[Dataset entries]
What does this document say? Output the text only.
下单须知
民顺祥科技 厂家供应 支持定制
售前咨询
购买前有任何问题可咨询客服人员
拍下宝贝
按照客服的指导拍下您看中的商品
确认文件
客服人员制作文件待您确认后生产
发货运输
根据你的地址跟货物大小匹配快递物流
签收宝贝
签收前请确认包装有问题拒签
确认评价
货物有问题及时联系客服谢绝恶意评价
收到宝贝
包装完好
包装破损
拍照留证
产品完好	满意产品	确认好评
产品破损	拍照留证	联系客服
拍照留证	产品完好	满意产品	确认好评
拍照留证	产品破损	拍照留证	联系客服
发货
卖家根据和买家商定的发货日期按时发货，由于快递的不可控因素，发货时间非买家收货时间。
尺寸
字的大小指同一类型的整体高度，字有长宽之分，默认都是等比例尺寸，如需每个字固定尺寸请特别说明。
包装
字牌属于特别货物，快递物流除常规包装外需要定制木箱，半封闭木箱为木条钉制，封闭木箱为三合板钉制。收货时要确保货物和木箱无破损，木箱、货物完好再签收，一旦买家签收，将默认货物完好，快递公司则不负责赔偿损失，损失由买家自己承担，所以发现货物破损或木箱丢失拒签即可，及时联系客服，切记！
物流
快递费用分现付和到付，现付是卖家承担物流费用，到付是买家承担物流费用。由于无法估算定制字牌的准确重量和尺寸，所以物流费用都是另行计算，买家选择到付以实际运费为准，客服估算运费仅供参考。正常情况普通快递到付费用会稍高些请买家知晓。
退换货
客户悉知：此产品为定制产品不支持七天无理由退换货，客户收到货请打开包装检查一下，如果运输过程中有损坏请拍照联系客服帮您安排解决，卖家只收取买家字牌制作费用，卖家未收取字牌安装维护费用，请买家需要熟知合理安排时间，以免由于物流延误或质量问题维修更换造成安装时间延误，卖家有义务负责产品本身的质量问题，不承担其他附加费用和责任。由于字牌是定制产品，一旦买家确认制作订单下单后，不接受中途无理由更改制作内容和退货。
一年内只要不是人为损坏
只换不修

Prompt — All of the material must be reproduced exactly.

Written reply —
What does this document say? Output the text only.
下单须知
民顺祥科技 厂家供应 支持定制
售前咨询
购买前有任何问题可咨询客服人员
拍下宝贝
按照客服的指导拍下您看中的商品
确认文件
客服人员制作文件待您确认后生产
发货运输
根据你的地址跟货物大小匹配快递物流
签收宝贝
签收前请确认包装有问题拒签
确认评价
货物有问题及时联系客服谢绝恶意评价
收到宝贝
包装完好
包装破损
拍照留证
产品完好	满意产品	确认好评
产品破损	拍照留证	联系客服
拍照留证	产品完好	满意产品	确认好评
拍照留证	产品破损	拍照留证	联系客服
发货
卖家根据和买家商定的发货日期按时发货，由于快递的不可控因素，发货时间非买家收货时间。
尺寸
字的大小指同一类型的整体高度，字有长宽之分，默认都是等比例尺寸，如需每个字固定尺寸请特别说明。
包装
字牌属于特别货物，快递物流除常规包装外需要定制木箱，半封闭木箱为木条钉制，封闭木箱为三合板钉制。收货时要确保货物和木箱无破损，木箱、货物完好再签收，一旦买家签收，将默认货物完好，快递公司则不负责赔偿损失，损失由买家自己承担，所以发现货物破损或木箱丢失拒签即可，及时联系客服，切记！
物流
快递费用分现付和到付，现付是卖家承担物流费用，到付是买家承担物流费用。由于无法估算定制字牌的准确重量和尺寸，所以物流费用都是另行计算，买家选择到付以实际运费为准，客服估算运费仅供参考。正常情况普通快递到付费用会稍高些请买家知晓。
退换货
客户悉知：此产品为定制产品不支持七天无理由退换货，客户收到货请打开包装检查一下，如果运输过程中有损坏请拍照联系客服帮您安排解决，卖家只收取买家字牌制作费用，卖家未收取字牌安装维护费用，请买家需要熟知合理安排时间，以免由于物流延误或质量问题维修更换造成安装时间延误，卖家有义务负责产品本身的质量问题，不承担其他附加费用和责任。由于字牌是定制产品，一旦买家确认制作订单下单后，不接受中途无理由更改制作内容和退货。
一年内只要不是人为损坏
只换不修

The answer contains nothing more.